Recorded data
== == ==

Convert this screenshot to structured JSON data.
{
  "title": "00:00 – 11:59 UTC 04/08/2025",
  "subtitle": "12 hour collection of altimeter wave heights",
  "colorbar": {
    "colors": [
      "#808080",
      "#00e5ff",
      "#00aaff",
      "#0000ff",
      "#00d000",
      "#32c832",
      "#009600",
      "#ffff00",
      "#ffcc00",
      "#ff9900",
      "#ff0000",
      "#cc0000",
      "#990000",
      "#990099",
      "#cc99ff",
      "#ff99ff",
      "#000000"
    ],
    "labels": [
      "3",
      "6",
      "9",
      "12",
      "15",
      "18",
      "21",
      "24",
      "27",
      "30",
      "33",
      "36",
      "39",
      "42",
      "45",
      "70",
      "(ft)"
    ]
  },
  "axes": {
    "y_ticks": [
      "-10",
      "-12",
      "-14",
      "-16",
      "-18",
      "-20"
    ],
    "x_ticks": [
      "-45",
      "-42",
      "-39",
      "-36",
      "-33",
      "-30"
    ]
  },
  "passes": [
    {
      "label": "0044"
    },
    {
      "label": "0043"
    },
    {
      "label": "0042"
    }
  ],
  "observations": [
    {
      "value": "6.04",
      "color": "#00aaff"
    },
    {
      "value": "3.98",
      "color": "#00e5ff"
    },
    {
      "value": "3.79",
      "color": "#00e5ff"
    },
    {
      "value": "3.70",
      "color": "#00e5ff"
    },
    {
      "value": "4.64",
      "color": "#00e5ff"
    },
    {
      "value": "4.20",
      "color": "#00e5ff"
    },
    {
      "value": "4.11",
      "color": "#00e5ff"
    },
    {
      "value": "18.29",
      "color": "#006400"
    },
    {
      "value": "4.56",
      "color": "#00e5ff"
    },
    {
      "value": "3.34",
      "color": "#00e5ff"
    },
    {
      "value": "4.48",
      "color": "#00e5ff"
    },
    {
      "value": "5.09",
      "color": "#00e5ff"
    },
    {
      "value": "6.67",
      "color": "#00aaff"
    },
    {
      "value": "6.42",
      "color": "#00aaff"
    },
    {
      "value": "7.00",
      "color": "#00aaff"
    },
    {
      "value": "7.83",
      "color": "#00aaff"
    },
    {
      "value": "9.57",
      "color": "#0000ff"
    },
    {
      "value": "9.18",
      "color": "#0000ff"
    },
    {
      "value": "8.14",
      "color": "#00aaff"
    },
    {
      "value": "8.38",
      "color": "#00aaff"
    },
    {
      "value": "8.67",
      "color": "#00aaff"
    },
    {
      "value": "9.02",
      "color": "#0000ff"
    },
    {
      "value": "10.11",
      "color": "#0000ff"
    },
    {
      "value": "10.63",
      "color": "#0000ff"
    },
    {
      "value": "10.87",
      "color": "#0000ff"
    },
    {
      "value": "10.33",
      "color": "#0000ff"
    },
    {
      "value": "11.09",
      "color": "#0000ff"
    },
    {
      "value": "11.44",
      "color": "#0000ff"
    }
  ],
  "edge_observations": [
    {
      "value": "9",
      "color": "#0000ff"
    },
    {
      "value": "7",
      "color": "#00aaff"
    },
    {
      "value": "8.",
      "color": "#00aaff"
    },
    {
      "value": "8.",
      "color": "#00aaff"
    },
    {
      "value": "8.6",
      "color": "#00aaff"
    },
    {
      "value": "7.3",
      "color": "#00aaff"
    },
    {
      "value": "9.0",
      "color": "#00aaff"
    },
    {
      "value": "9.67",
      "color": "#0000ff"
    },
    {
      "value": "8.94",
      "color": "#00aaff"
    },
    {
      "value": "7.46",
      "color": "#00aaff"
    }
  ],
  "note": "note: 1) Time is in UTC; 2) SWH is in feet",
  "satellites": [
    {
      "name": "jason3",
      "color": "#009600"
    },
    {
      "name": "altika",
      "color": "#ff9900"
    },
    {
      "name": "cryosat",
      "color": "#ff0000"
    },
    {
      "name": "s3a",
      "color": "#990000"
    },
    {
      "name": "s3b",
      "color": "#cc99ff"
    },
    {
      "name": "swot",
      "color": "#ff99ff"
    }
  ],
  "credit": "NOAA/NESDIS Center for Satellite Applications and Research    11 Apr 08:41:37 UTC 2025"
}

== == ==

→ Task: Reproduce all the data word for word.

→ Expected answer:
Convert this screenshot to structured JSON data.
{
  "title": "00:00 – 11:59 UTC 04/08/2025",
  "subtitle": "12 hour collection of altimeter wave heights",
  "colorbar": {
    "colors": [
      "#808080",
      "#00e5ff",
      "#00aaff",
      "#0000ff",
      "#00d000",
      "#32c832",
      "#009600",
      "#ffff00",
      "#ffcc00",
      "#ff9900",
      "#ff0000",
      "#cc0000",
      "#990000",
      "#990099",
      "#cc99ff",
      "#ff99ff",
      "#000000"
    ],
    "labels": [
      "3",
      "6",
      "9",
      "12",
      "15",
      "18",
      "21",
      "24",
      "27",
      "30",
      "33",
      "36",
      "39",
      "42",
      "45",
      "70",
      "(ft)"
    ]
  },
  "axes": {
    "y_ticks": [
      "-10",
      "-12",
      "-14",
      "-16",
      "-18",
      "-20"
    ],
    "x_ticks": [
      "-45",
      "-42",
      "-39",
      "-36",
      "-33",
      "-30"
    ]
  },
  "passes": [
    {
      "label": "0044"
    },
    {
      "label": "0043"
    },
    {
      "label": "0042"
    }
  ],
  "observations": [
    {
      "value": "6.04",
      "color": "#00aaff"
    },
    {
      "value": "3.98",
      "color": "#00e5ff"
    },
    {
      "value": "3.79",
      "color": "#00e5ff"
    },
    {
      "value": "3.70",
      "color": "#00e5ff"
    },
    {
      "value": "4.64",
      "color": "#00e5ff"
    },
    {
      "value": "4.20",
      "color": "#00e5ff"
    },
    {
      "value": "4.11",
      "color": "#00e5ff"
    },
    {
      "value": "18.29",
      "color": "#006400"
    },
    {
      "value": "4.56",
      "color": "#00e5ff"
    },
    {
      "value": "3.34",
      "color": "#00e5ff"
    },
    {
      "value": "4.48",
      "color": "#00e5ff"
    },
    {
      "value": "5.09",
      "color": "#00e5ff"
    },
    {
      "value": "6.67",
      "color": "#00aaff"
    },
    {
      "value": "6.42",
      "color": "#00aaff"
    },
    {
      "value": "7.00",
      "color": "#00aaff"
    },
    {
      "value": "7.83",
      "color": "#00aaff"
    },
    {
      "value": "9.57",
      "color": "#0000ff"
    },
    {
      "value": "9.18",
      "color": "#0000ff"
    },
    {
      "value": "8.14",
      "color": "#00aaff"
    },
    {
      "value": "8.38",
      "color": "#00aaff"
    },
    {
      "value": "8.67",
      "color": "#00aaff"
    },
    {
      "value": "9.02",
      "color": "#0000ff"
    },
    {
      "value": "10.11",
      "color": "#0000ff"
    },
    {
      "value": "10.63",
      "color": "#0000ff"
    },
    {
      "value": "10.87",
      "color": "#0000ff"
    },
    {
      "value": "10.33",
      "color": "#0000ff"
    },
    {
      "value": "11.09",
      "color": "#0000ff"
    },
    {
      "value": "11.44",
      "color": "#0000ff"
    }
  ],
  "edge_observations": [
    {
      "value": "9",
      "color": "#0000ff"
    },
    {
      "value": "7",
      "color": "#00aaff"
    },
    {
      "value": "8.",
      "color": "#00aaff"
    },
    {
      "value": "8.",
      "color": "#00aaff"
    },
    {
      "value": "8.6",
      "color": "#00aaff"
    },
    {
      "value": "7.3",
      "color": "#00aaff"
    },
    {
      "value": "9.0",
      "color": "#00aaff"
    },
    {
      "value": "9.67",
      "color": "#0000ff"
    },
    {
      "value": "8.94",
      "color": "#00aaff"
    },
    {
      "value": "7.46",
      "color": "#00aaff"
    }
  ],
  "note": "note: 1) Time is in UTC; 2) SWH is in feet",
  "satellites": [
    {
      "name": "jason3",
      "color": "#009600"
    },
    {
      "name": "altika",
      "color": "#ff9900"
    },
    {
      "name": "cryosat",
      "color": "#ff0000"
    },
    {
      "name": "s3a",
      "color": "#990000"
    },
    {
      "name": "s3b",
      "color": "#cc99ff"
    },
    {
      "name": "swot",
      "color": "#ff99ff"
    }
  ],
  "credit": "NOAA/NESDIS Center for Satellite Applications and Research    11 Apr 08:41:37 UTC 2025"
}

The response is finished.